■ Task data:

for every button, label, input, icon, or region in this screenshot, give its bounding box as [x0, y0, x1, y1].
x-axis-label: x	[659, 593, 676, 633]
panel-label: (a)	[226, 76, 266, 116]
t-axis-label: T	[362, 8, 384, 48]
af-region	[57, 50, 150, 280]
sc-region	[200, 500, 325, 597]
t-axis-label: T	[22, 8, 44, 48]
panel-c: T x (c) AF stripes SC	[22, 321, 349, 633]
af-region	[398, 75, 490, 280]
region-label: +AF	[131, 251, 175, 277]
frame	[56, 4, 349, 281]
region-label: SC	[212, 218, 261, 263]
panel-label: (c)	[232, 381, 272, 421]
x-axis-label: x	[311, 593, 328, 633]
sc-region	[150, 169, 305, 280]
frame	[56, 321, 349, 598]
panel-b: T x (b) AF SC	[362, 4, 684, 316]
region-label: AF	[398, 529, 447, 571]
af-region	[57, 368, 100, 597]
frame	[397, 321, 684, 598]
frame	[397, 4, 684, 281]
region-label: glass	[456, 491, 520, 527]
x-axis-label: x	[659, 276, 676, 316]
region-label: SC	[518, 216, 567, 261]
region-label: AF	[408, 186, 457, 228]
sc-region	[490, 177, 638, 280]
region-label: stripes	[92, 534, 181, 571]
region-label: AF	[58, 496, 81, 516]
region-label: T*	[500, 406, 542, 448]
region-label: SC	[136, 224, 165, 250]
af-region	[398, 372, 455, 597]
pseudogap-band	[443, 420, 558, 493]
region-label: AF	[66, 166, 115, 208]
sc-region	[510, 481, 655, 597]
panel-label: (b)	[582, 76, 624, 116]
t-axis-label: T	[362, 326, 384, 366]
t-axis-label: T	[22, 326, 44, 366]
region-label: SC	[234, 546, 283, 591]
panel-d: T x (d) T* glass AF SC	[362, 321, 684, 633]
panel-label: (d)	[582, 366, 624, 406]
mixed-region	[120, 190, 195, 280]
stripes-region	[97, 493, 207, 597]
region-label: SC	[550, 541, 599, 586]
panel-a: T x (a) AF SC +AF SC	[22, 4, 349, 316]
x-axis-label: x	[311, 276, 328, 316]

■ Short problem:
Which lines in the items above contain the string "axis"? Pick out each of them and copy it in full.

■ Written answer:
x-axis-label: x	[659, 593, 676, 633]
t-axis-label: T	[362, 8, 384, 48]
t-axis-label: T	[22, 8, 44, 48]
x-axis-label: x	[311, 593, 328, 633]
x-axis-label: x	[659, 276, 676, 316]
t-axis-label: T	[362, 326, 384, 366]
t-axis-label: T	[22, 326, 44, 366]
x-axis-label: x	[311, 276, 328, 316]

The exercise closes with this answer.